* DO THIS
Please set out the entries as a numbered list, beginning with the first line of the entries and running through the line with "Circle shape [78,87,100,109]", both included, and nothing past it. Leave out any blank lines.

* ENTRIES PROVIDED

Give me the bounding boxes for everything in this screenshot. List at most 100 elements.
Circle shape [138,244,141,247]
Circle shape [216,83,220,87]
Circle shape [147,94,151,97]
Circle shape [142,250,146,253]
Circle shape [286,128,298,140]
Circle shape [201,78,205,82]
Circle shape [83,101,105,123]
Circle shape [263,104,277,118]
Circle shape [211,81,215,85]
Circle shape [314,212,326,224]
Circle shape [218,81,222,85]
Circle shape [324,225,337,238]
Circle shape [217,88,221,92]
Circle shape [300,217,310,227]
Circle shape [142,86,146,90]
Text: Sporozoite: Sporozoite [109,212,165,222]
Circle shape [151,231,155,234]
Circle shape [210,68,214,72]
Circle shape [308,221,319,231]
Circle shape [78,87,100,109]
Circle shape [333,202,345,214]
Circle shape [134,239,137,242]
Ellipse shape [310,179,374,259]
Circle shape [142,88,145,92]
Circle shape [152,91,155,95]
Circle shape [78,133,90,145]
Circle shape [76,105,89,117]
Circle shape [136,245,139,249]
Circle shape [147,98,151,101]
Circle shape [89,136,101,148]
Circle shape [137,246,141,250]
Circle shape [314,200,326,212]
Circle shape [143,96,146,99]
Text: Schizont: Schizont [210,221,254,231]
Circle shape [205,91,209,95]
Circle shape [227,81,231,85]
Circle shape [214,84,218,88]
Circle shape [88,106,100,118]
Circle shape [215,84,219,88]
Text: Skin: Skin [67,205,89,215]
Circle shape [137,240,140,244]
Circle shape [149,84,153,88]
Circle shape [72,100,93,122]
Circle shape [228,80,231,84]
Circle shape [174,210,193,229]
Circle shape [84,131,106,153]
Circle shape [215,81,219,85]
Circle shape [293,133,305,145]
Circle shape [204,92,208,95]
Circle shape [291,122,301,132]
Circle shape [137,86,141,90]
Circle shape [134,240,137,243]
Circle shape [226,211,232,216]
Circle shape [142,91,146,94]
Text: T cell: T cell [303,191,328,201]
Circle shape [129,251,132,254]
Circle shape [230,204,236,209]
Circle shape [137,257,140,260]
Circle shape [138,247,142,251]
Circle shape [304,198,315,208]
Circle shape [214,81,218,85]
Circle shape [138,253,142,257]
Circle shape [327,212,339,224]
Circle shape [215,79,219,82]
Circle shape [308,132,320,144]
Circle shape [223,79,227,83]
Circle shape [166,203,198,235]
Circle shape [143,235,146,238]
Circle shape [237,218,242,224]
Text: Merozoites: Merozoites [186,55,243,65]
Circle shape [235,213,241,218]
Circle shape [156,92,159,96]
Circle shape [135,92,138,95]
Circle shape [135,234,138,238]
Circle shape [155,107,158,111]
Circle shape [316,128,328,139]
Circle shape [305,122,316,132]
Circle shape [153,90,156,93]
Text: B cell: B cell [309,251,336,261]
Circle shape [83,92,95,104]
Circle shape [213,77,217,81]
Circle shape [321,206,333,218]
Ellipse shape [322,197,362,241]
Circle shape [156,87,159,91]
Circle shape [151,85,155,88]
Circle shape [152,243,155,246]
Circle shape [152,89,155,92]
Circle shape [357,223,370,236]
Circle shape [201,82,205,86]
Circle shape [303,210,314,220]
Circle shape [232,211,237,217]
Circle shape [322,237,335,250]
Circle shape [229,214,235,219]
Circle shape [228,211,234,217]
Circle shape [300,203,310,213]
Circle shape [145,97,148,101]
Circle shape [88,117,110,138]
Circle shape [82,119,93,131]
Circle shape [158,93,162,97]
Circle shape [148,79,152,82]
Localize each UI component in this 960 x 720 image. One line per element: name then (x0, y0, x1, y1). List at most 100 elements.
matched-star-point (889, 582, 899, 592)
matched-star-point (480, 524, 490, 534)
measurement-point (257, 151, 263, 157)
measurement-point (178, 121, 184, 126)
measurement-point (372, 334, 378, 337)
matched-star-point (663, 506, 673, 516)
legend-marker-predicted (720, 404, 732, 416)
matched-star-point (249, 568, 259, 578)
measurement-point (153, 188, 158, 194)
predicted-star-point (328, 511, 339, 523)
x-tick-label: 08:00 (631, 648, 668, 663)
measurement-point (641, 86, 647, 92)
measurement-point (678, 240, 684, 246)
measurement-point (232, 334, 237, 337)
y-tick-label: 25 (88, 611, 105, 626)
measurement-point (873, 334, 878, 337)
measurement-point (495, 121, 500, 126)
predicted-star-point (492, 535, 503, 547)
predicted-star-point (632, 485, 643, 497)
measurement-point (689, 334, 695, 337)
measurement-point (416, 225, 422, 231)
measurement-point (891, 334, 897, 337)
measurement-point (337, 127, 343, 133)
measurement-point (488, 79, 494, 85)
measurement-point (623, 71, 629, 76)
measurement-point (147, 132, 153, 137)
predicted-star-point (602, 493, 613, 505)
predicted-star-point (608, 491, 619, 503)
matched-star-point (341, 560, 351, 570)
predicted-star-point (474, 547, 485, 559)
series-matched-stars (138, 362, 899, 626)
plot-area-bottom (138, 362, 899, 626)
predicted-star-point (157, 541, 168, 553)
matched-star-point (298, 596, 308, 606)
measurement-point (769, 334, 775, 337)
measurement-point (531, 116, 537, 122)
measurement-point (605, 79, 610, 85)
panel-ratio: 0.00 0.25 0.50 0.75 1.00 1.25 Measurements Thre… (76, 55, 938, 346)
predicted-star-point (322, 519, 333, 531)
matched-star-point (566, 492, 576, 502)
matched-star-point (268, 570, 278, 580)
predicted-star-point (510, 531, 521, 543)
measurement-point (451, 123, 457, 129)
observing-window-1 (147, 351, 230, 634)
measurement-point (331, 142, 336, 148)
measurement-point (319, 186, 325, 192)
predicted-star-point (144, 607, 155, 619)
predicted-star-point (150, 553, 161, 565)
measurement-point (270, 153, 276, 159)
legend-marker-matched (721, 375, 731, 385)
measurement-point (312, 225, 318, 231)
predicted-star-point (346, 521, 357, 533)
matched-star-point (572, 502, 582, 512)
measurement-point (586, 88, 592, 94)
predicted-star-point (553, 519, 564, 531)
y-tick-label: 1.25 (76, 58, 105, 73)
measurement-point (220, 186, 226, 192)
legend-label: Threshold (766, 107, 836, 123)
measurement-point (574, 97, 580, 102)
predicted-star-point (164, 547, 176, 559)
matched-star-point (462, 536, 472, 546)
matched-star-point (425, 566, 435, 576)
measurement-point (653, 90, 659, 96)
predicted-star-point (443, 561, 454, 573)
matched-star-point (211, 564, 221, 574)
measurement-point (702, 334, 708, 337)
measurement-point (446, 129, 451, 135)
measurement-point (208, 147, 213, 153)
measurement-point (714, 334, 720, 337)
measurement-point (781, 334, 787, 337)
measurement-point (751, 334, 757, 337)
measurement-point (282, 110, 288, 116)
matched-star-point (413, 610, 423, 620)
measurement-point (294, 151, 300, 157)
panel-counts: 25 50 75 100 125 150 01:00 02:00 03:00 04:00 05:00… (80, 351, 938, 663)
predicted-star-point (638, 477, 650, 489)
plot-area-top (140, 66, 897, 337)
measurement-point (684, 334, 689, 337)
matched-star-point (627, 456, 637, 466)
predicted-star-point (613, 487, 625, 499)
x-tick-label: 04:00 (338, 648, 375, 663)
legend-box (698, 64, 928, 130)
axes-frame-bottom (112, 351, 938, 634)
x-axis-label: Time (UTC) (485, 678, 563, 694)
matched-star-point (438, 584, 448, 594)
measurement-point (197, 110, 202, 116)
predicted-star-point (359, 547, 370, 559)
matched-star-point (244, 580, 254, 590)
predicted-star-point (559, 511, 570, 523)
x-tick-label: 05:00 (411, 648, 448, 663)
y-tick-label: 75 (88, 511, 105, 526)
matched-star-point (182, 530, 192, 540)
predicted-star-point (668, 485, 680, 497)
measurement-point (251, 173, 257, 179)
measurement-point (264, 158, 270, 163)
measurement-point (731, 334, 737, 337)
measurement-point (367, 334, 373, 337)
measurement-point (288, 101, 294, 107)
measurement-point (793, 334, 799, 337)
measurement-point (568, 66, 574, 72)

* FULL OUTPUT
1. Give me the bounding boxes for everything in this screenshot. List at most 100 elements.
2. Circle shape [138,244,141,247]
3. Circle shape [216,83,220,87]
4. Circle shape [147,94,151,97]
5. Circle shape [142,250,146,253]
6. Circle shape [286,128,298,140]
7. Circle shape [201,78,205,82]
8. Circle shape [83,101,105,123]
9. Circle shape [263,104,277,118]
10. Circle shape [211,81,215,85]
11. Circle shape [314,212,326,224]
12. Circle shape [218,81,222,85]
13. Circle shape [324,225,337,238]
14. Circle shape [217,88,221,92]
15. Circle shape [300,217,310,227]
16. Circle shape [142,86,146,90]
17. Text: Sporozoite: Sporozoite [109,212,165,222]
18. Circle shape [151,231,155,234]
19. Circle shape [210,68,214,72]
20. Circle shape [308,221,319,231]
21. Circle shape [78,87,100,109]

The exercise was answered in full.